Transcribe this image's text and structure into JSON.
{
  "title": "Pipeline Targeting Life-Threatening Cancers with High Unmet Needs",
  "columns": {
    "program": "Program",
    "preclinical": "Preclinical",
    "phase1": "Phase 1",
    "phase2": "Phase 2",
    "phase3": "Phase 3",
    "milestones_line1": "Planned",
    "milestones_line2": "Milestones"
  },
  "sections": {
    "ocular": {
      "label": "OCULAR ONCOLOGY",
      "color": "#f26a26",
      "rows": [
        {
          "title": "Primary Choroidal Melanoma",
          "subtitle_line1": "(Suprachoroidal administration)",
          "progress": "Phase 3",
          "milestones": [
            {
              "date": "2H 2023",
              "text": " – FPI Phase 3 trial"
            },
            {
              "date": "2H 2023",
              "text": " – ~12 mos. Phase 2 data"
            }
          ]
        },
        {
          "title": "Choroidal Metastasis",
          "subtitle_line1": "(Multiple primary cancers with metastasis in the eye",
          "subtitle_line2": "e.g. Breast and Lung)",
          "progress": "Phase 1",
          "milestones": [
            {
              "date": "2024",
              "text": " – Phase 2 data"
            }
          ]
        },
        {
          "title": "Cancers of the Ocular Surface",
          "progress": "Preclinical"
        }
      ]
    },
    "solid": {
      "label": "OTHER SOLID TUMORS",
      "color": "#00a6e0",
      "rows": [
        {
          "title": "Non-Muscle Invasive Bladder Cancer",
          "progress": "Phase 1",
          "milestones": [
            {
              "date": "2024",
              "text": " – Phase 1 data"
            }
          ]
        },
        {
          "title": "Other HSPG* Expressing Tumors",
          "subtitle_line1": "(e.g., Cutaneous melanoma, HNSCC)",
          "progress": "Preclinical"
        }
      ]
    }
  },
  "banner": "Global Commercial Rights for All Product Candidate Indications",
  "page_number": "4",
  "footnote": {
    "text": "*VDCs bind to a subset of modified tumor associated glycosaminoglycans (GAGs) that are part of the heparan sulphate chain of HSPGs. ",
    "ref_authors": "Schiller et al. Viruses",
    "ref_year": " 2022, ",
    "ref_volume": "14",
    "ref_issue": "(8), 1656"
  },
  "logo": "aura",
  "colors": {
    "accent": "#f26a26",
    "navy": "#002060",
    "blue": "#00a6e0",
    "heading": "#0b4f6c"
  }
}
□ □ □ □
» **Exercise aim**:
Repeat this material verbatim.

» **Solution for this problem**:
Transcribe this image's text and structure into JSON.
{
  "title": "Pipeline Targeting Life-Threatening Cancers with High Unmet Needs",
  "columns": {
    "program": "Program",
    "preclinical": "Preclinical",
    "phase1": "Phase 1",
    "phase2": "Phase 2",
    "phase3": "Phase 3",
    "milestones_line1": "Planned",
    "milestones_line2": "Milestones"
  },
  "sections": {
    "ocular": {
      "label": "OCULAR ONCOLOGY",
      "color": "#f26a26",
      "rows": [
        {
          "title": "Primary Choroidal Melanoma",
          "subtitle_line1": "(Suprachoroidal administration)",
          "progress": "Phase 3",
          "milestones": [
            {
              "date": "2H 2023",
              "text": " – FPI Phase 3 trial"
            },
            {
              "date": "2H 2023",
              "text": " – ~12 mos. Phase 2 data"
            }
          ]
        },
        {
          "title": "Choroidal Metastasis",
          "subtitle_line1": "(Multiple primary cancers with metastasis in the eye",
          "subtitle_line2": "e.g. Breast and Lung)",
          "progress": "Phase 1",
          "milestones": [
            {
              "date": "2024",
              "text": " – Phase 2 data"
            }
          ]
        },
        {
          "title": "Cancers of the Ocular Surface",
          "progress": "Preclinical"
        }
      ]
    },
    "solid": {
      "label": "OTHER SOLID TUMORS",
      "color": "#00a6e0",
      "rows": [
        {
          "title": "Non-Muscle Invasive Bladder Cancer",
          "progress": "Phase 1",
          "milestones": [
            {
              "date": "2024",
              "text": " – Phase 1 data"
            }
          ]
        },
        {
          "title": "Other HSPG* Expressing Tumors",
          "subtitle_line1": "(e.g., Cutaneous melanoma, HNSCC)",
          "progress": "Preclinical"
        }
      ]
    }
  },
  "banner": "Global Commercial Rights for All Product Candidate Indications",
  "page_number": "4",
  "footnote": {
    "text": "*VDCs bind to a subset of modified tumor associated glycosaminoglycans (GAGs) that are part of the heparan sulphate chain of HSPGs. ",
    "ref_authors": "Schiller et al. Viruses",
    "ref_year": " 2022, ",
    "ref_volume": "14",
    "ref_issue": "(8), 1656"
  },
  "logo": "aura",
  "colors": {
    "accent": "#f26a26",
    "navy": "#002060",
    "blue": "#00a6e0",
    "heading": "#0b4f6c"
  }
}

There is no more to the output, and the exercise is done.